### Description of the task
Return every entry exactly.

[Dataset entries]
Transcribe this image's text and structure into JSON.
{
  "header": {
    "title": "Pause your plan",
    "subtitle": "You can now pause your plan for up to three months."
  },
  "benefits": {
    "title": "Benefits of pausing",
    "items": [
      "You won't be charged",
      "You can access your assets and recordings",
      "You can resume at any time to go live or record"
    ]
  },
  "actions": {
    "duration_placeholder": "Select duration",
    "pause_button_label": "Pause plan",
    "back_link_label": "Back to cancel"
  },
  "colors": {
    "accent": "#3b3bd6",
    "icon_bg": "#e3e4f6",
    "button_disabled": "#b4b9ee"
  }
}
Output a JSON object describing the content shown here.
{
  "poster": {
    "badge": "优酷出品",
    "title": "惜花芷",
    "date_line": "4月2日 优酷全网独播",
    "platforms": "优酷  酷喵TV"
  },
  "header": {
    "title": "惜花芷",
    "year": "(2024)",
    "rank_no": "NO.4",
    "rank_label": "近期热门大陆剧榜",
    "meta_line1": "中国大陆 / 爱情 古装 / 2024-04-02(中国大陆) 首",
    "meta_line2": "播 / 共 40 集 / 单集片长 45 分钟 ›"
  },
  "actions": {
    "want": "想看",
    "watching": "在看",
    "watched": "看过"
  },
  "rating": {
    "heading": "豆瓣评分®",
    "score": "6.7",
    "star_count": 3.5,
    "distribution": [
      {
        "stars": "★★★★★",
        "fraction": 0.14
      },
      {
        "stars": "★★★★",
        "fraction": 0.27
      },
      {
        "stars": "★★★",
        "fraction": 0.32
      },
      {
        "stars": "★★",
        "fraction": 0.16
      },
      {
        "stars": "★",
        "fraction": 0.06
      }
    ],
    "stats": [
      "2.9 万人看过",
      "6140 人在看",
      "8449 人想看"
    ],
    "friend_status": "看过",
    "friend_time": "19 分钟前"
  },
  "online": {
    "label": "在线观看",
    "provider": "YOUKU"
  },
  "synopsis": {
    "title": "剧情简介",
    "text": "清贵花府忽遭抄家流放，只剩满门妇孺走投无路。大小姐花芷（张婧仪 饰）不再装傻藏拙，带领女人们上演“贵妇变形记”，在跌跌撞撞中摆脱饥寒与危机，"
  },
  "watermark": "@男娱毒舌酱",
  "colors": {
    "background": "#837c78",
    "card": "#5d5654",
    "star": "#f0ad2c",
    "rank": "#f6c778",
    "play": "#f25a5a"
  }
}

### Task solution
Transcribe this image's text and structure into JSON.
{
  "header": {
    "title": "Pause your plan",
    "subtitle": "You can now pause your plan for up to three months."
  },
  "benefits": {
    "title": "Benefits of pausing",
    "items": [
      "You won't be charged",
      "You can access your assets and recordings",
      "You can resume at any time to go live or record"
    ]
  },
  "actions": {
    "duration_placeholder": "Select duration",
    "pause_button_label": "Pause plan",
    "back_link_label": "Back to cancel"
  },
  "colors": {
    "accent": "#3b3bd6",
    "icon_bg": "#e3e4f6",
    "button_disabled": "#b4b9ee"
  }
}
Output a JSON object describing the content shown here.
{
  "poster": {
    "badge": "优酷出品",
    "title": "惜花芷",
    "date_line": "4月2日 优酷全网独播",
    "platforms": "优酷  酷喵TV"
  },
  "header": {
    "title": "惜花芷",
    "year": "(2024)",
    "rank_no": "NO.4",
    "rank_label": "近期热门大陆剧榜",
    "meta_line1": "中国大陆 / 爱情 古装 / 2024-04-02(中国大陆) 首",
    "meta_line2": "播 / 共 40 集 / 单集片长 45 分钟 ›"
  },
  "actions": {
    "want": "想看",
    "watching": "在看",
    "watched": "看过"
  },
  "rating": {
    "heading": "豆瓣评分®",
    "score": "6.7",
    "star_count": 3.5,
    "distribution": [
      {
        "stars": "★★★★★",
        "fraction": 0.14
      },
      {
        "stars": "★★★★",
        "fraction": 0.27
      },
      {
        "stars": "★★★",
        "fraction": 0.32
      },
      {
        "stars": "★★",
        "fraction": 0.16
      },
      {
        "stars": "★",
        "fraction": 0.06
      }
    ],
    "stats": [
      "2.9 万人看过",
      "6140 人在看",
      "8449 人想看"
    ],
    "friend_status": "看过",
    "friend_time": "19 分钟前"
  },
  "online": {
    "label": "在线观看",
    "provider": "YOUKU"
  },
  "synopsis": {
    "title": "剧情简介",
    "text": "清贵花府忽遭抄家流放，只剩满门妇孺走投无路。大小姐花芷（张婧仪 饰）不再装傻藏拙，带领女人们上演“贵妇变形记”，在跌跌撞撞中摆脱饥寒与危机，"
  },
  "watermark": "@男娱毒舌酱",
  "colors": {
    "background": "#837c78",
    "card": "#5d5654",
    "star": "#f0ad2c",
    "rank": "#f6c778",
    "play": "#f25a5a"
  }
}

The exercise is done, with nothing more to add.